### Provided material
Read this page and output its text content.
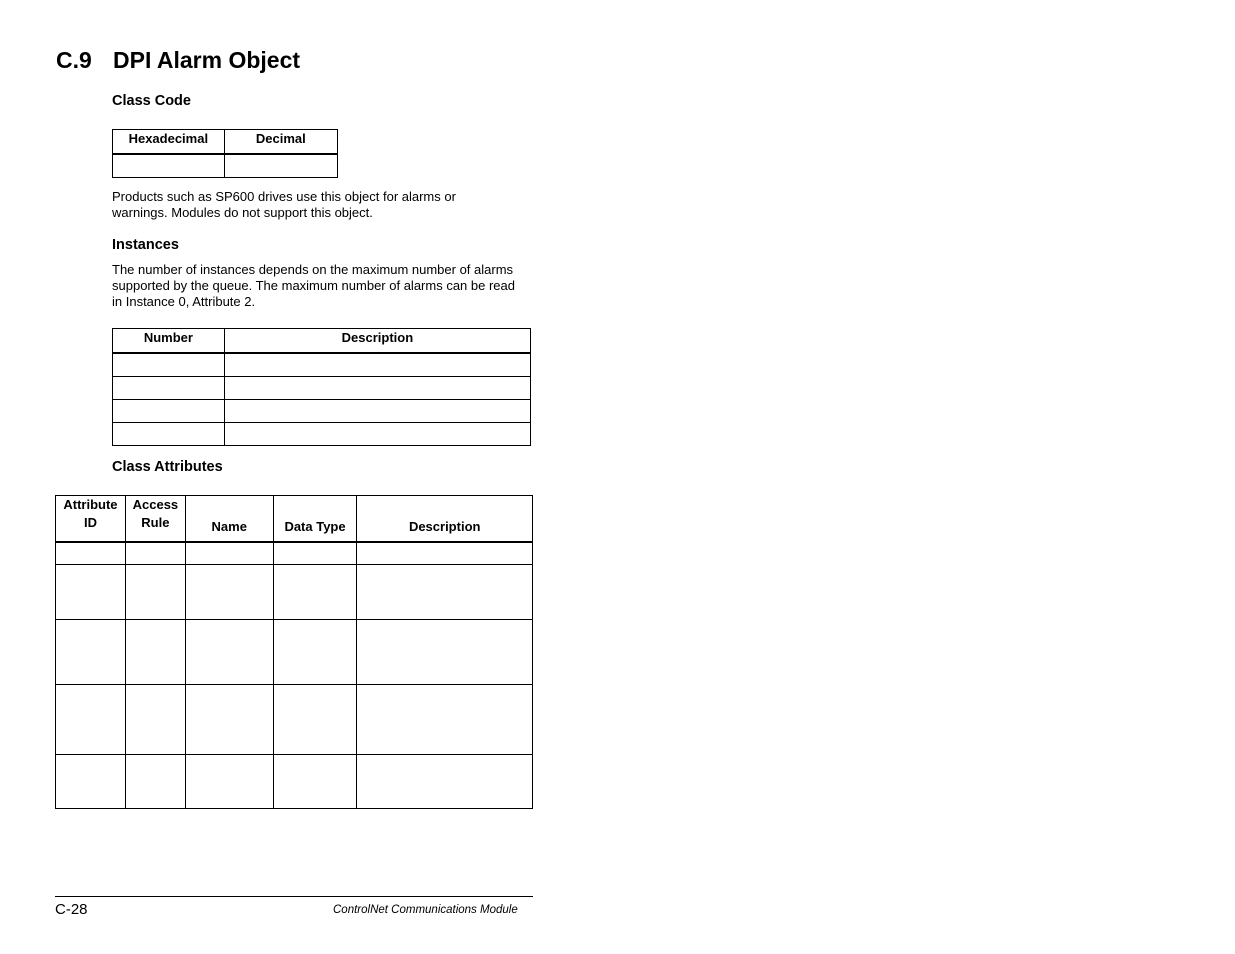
C.9 DPI Alarm Object
Class Code
Hexadecimal	Decimal

Products such as SP600 drives use this object for alarms or warnings. Modules do not support this object.

Instances

The number of instances depends on the maximum number of alarms supported by the queue. The maximum number of alarms can be read in Instance 0, Attribute 2.

Number	Description

Class Attributes
Attribute ID	Access Rule	Name	Data Type	Description

C-28	ControlNet Communications Module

### What you should do
Go through the entries above and pull out each line with "alarms" in it.

### Task result
Products such as SP600 drives use this object for alarms or warnings. Modules do not support this object.
The number of instances depends on the maximum number of alarms supported by the queue. The maximum number of alarms can be read in Instance 0, Attribute 2.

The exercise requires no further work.